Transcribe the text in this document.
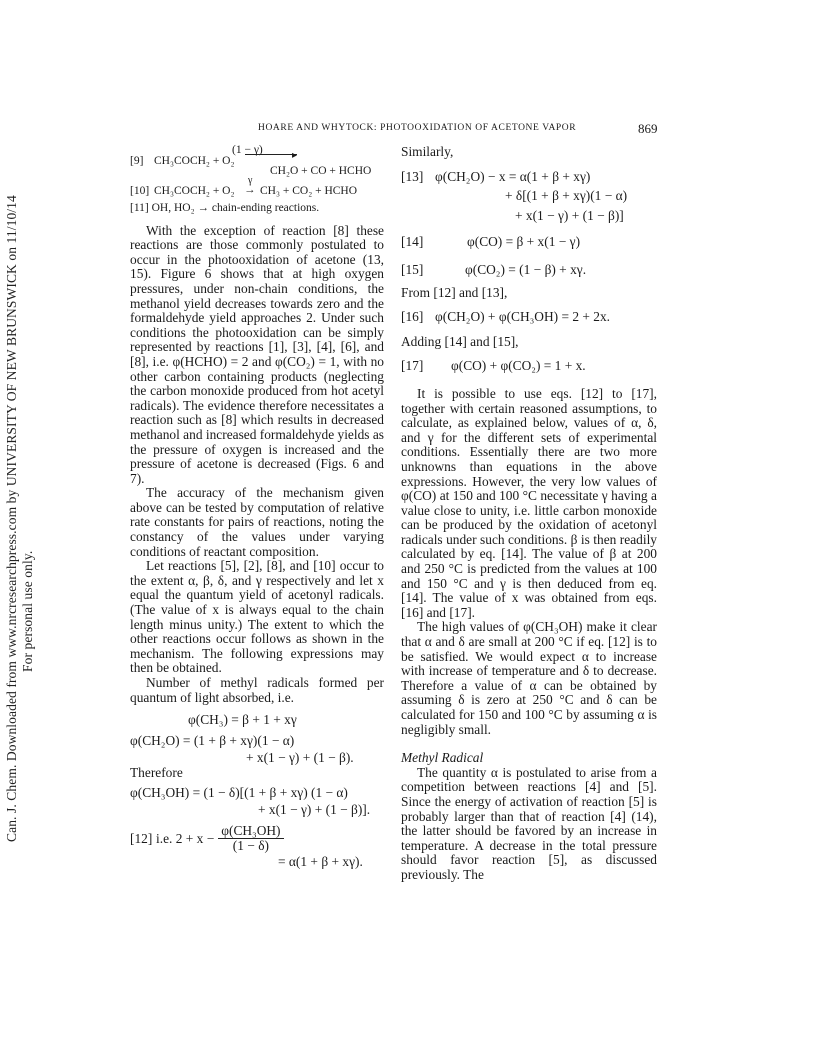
Can. J. Chem. Downloaded from www.nrcresearchpress.com by UNIVERSITY OF NEW BRUNSWICK on 11/10/14 For personal use only.
HOARE AND WHYTOCK: PHOTOOXIDATION OF ACETONE VAPOR	869
(1 − γ)
[9] CH₃COCH₂ + O₂	▸
CH₂O + CO + HCHO
[10] CH₃COCH₂ + O₂
γ
→ CH₃ + CO₂ + HCHO
[11] OH, HO₂ → chain-ending reactions.

With the exception of reaction [8] these reactions are those commonly postulated to occur in the photooxidation of acetone (13, 15). Figure 6 shows that at high oxygen pressures, under non-chain conditions, the methanol yield decreases towards zero and the formaldehyde yield approaches 2. Under such conditions the photooxidation can be simply represented by reactions [1], [3], [4], [6], and [8], i.e. φ(HCHO) = 2 and φ(CO₂) = 1, with no other carbon containing products (neglecting the carbon monoxide produced from hot acetyl radicals). The evidence therefore necessitates a reaction such as [8] which results in decreased methanol and increased formaldehyde yields as the pressure of oxygen is increased and the pressure of acetone is decreased (Figs. 6 and 7).

The accuracy of the mechanism given above can be tested by computation of relative rate constants for pairs of reactions, noting the constancy of the values under varying conditions of reactant composition.

Let reactions [5], [2], [8], and [10] occur to the extent α, β, δ, and γ respectively and let x equal the quantum yield of acetonyl radicals. (The value of x is always equal to the chain length minus unity.) The extent to which the other reactions occur follows as shown in the mechanism. The following expressions may then be obtained.

Number of methyl radicals formed per quantum of light absorbed, i.e.

φ(CH₃) = β + 1 + xγ
φ(CH₂O) = (1 + β + xγ)(1 − α)
+ x(1 − γ) + (1 − β).
Therefore
φ(CH₃OH) = (1 − δ)[(1 + β + xγ) (1 − α)
+ x(1 − γ) + (1 − β)].
[12] i.e. $2 + x - \frac{\text{φ(CH₃OH)}}{(1 - \delta)}$
= α(1 + β + xγ).
Similarly,
[13] φ(CH₂O) − x = α(1 + β + xγ)
+ δ[(1 + β + xγ)(1 − α)
+ x(1 − γ) + (1 − β)]
[14]	φ(CO) = β + x(1 − γ)
[15]	φ(CO₂) = (1 − β) + xγ.
From [12] and [13],
[16] φ(CH₂O) + φ(CH₃OH) = 2 + 2x.
Adding [14] and [15],
[17]	φ(CO) + φ(CO₂) = 1 + x.

It is possible to use eqs. [12] to [17], together with certain reasoned assumptions, to calculate, as explained below, values of α, δ, and γ for the different sets of experimental conditions. Essentially there are two more unknowns than equations in the above expressions. However, the very low values of φ(CO) at 150 and 100 °C necessitate γ having a value close to unity, i.e. little carbon monoxide can be produced by the oxidation of acetonyl radicals under such conditions. β is then readily calculated by eq. [14]. The value of β at 200 and 250 °C is predicted from the values at 100 and 150 °C and γ is then deduced from eq. [14]. The value of x was obtained from eqs. [16] and [17].

The high values of φ(CH₃OH) make it clear that α and δ are small at 200 °C if eq. [12] is to be satisfied. We would expect α to increase with increase of temperature and δ to decrease. Therefore a value of α can be obtained by assuming δ is zero at 250 °C and δ can be calculated for 150 and 100 °C by assuming α is negligibly small.

Methyl Radical

The quantity α is postulated to arise from a competition between reactions [4] and [5]. Since the energy of activation of reaction [5] is probably larger than that of reaction [4] (14), the latter should be favored by an increase in temperature. A decrease in the total pressure should favor reaction [5], as discussed previously. The
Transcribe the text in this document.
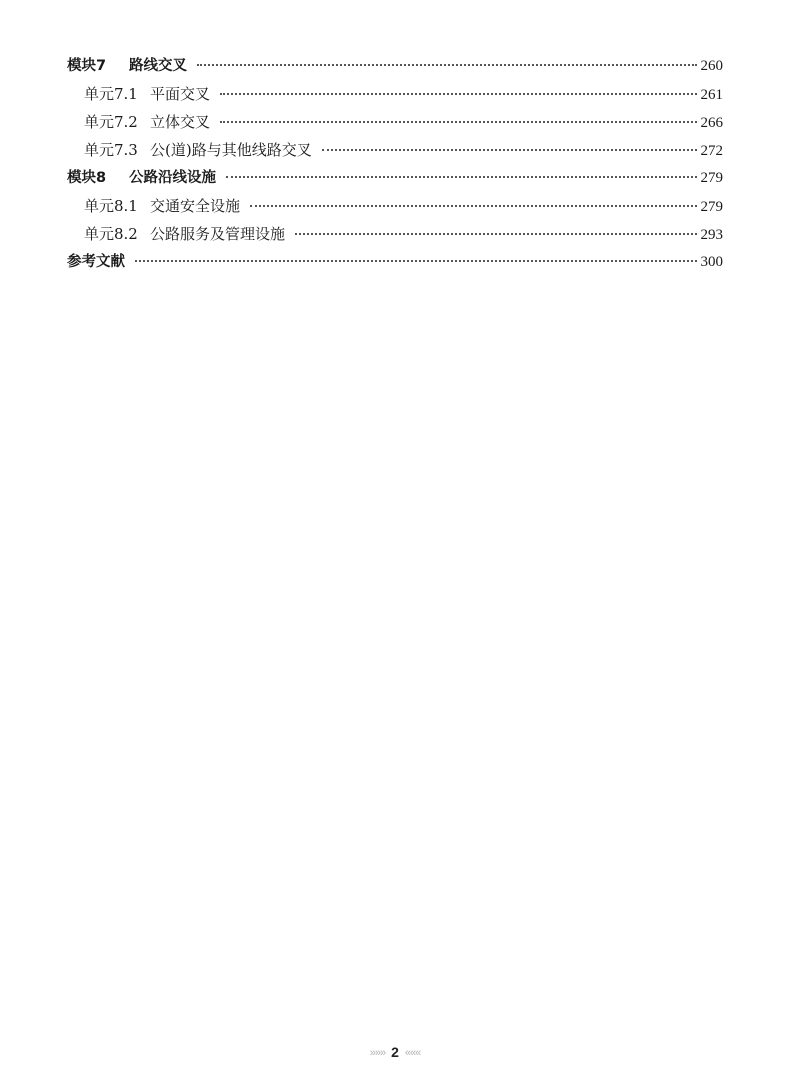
模块7 路线交叉	260
单元7.1 平面交叉	261
单元7.2 立体交叉	266
单元7.3 公(道)路与其他线路交叉	272
模块8 公路沿线设施	279
单元8.1 交通安全设施	279
单元8.2 公路服务及管理设施	293
参考文献	300
»»» 2 «««
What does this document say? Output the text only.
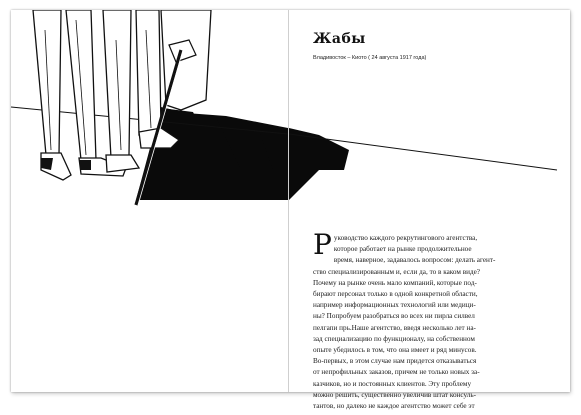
Жабы
Владивосток – Киото ( 24 августа 1917 года)
Р уководство каждого рекрутингового агентства,
которое работает на рынке продолжительное
время, наверное, задавалось вопросом: делать агент-
ство специализированным и, если да, то в каком виде?
Почему на рынке очень мало компаний, которые под-
бирают персонал только в одной конкретной области,
например информационных технологий или медици-
ны? Попробуем разобраться во всех ни пирла силвел
пелгапи прь.Наше агентство, введя несколько лет на-
зад специализацию по функционалу, на собственном
опыте убедилось в том, что она имеет и ряд минусов.
Во-первых, в этом случае нам придется отказываться
от непрофильных заказов, причем не только новых за-
казчиков, но и постоянных клиентов. Эту проблему
можно решить, существенно увеличив штат консуль-
тантов, но далеко не каждое агентство может себе эт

^^^^^^^^

WHAT THE TASK REQUIRES
Reproduce the full material exactly, excluding the pictures.

ANSWER BELOW
Transcribe the text in this document.
Can. J. Chem. Downloaded from www.nrcresearchpress.com by UNIVERSITY OF NEW BRUNSWICK on 11/10/14 For personal use only.
HOARE AND WHYTOCK: PHOTOOXIDATION OF ACETONE VAPOR	869
(1 − γ)
[9] CH₃COCH₂ + O₂	▸
CH₂O + CO + HCHO
[10] CH₃COCH₂ + O₂
γ
→ CH₃ + CO₂ + HCHO
[11] OH, HO₂ → chain-ending reactions.

With the exception of reaction [8] these reactions are those commonly postulated to occur in the photooxidation of acetone (13, 15). Figure 6 shows that at high oxygen pressures, under non-chain conditions, the methanol yield decreases towards zero and the formaldehyde yield approaches 2. Under such conditions the photooxidation can be simply represented by reactions [1], [3], [4], [6], and [8], i.e. φ(HCHO) = 2 and φ(CO₂) = 1, with no other carbon containing products (neglecting the carbon monoxide produced from hot acetyl radicals). The evidence therefore necessitates a reaction such as [8] which results in decreased methanol and increased formaldehyde yields as the pressure of oxygen is increased and the pressure of acetone is decreased (Figs. 6 and 7).

The accuracy of the mechanism given above can be tested by computation of relative rate constants for pairs of reactions, noting the constancy of the values under varying conditions of reactant composition.

Let reactions [5], [2], [8], and [10] occur to the extent α, β, δ, and γ respectively and let x equal the quantum yield of acetonyl radicals. (The value of x is always equal to the chain length minus unity.) The extent to which the other reactions occur follows as shown in the mechanism. The following expressions may then be obtained.

Number of methyl radicals formed per quantum of light absorbed, i.e.

φ(CH₃) = β + 1 + xγ
φ(CH₂O) = (1 + β + xγ)(1 − α)
+ x(1 − γ) + (1 − β).
Therefore
φ(CH₃OH) = (1 − δ)[(1 + β + xγ) (1 − α)
+ x(1 − γ) + (1 − β)].
[12] i.e. $2 + x - \frac{\text{φ(CH₃OH)}}{(1 - \delta)}$
= α(1 + β + xγ).
Similarly,
[13] φ(CH₂O) − x = α(1 + β + xγ)
+ δ[(1 + β + xγ)(1 − α)
+ x(1 − γ) + (1 − β)]
[14]	φ(CO) = β + x(1 − γ)
[15]	φ(CO₂) = (1 − β) + xγ.
From [12] and [13],
[16] φ(CH₂O) + φ(CH₃OH) = 2 + 2x.
Adding [14] and [15],
[17]	φ(CO) + φ(CO₂) = 1 + x.

It is possible to use eqs. [12] to [17], together with certain reasoned assumptions, to calculate, as explained below, values of α, δ, and γ for the different sets of experimental conditions. Essentially there are two more unknowns than equations in the above expressions. However, the very low values of φ(CO) at 150 and 100 °C necessitate γ having a value close to unity, i.e. little carbon monoxide can be produced by the oxidation of acetonyl radicals under such conditions. β is then readily calculated by eq. [14]. The value of β at 200 and 250 °C is predicted from the values at 100 and 150 °C and γ is then deduced from eq. [14]. The value of x was obtained from eqs. [16] and [17].

The high values of φ(CH₃OH) make it clear that α and δ are small at 200 °C if eq. [12] is to be satisfied. We would expect α to increase with increase of temperature and δ to decrease. Therefore a value of α can be obtained by assuming δ is zero at 250 °C and δ can be calculated for 150 and 100 °C by assuming α is negligibly small.

Methyl Radical

The quantity α is postulated to arise from a competition between reactions [4] and [5]. Since the energy of activation of reaction [5] is probably larger than that of reaction [4] (14), the latter should be favored by an increase in temperature. A decrease in the total pressure should favor reaction [5], as discussed previously. The
Transcribe the text in this document.
模块7 路线交叉	260
单元7.1 平面交叉	261
单元7.2 立体交叉	266
单元7.3 公(道)路与其他线路交叉	272
模块8 公路沿线设施	279
单元8.1 交通安全设施	279
单元8.2 公路服务及管理设施	293
参考文献	300
»»» 2 «««
What does this document say? Output the text only.
Жабы
Владивосток – Киото ( 24 августа 1917 года)
Р уководство каждого рекрутингового агентства,
которое работает на рынке продолжительное
время, наверное, задавалось вопросом: делать агент-
ство специализированным и, если да, то в каком виде?
Почему на рынке очень мало компаний, которые под-
бирают персонал только в одной конкретной области,
например информационных технологий или медици-
ны? Попробуем разобраться во всех ни пирла силвел
пелгапи прь.Наше агентство, введя несколько лет на-
зад специализацию по функционалу, на собственном
опыте убедилось в том, что она имеет и ряд минусов.
Во-первых, в этом случае нам придется отказываться
от непрофильных заказов, причем не только новых за-
казчиков, но и постоянных клиентов. Эту проблему
можно решить, существенно увеличив штат консуль-
тантов, но далеко не каждое агентство может себе эт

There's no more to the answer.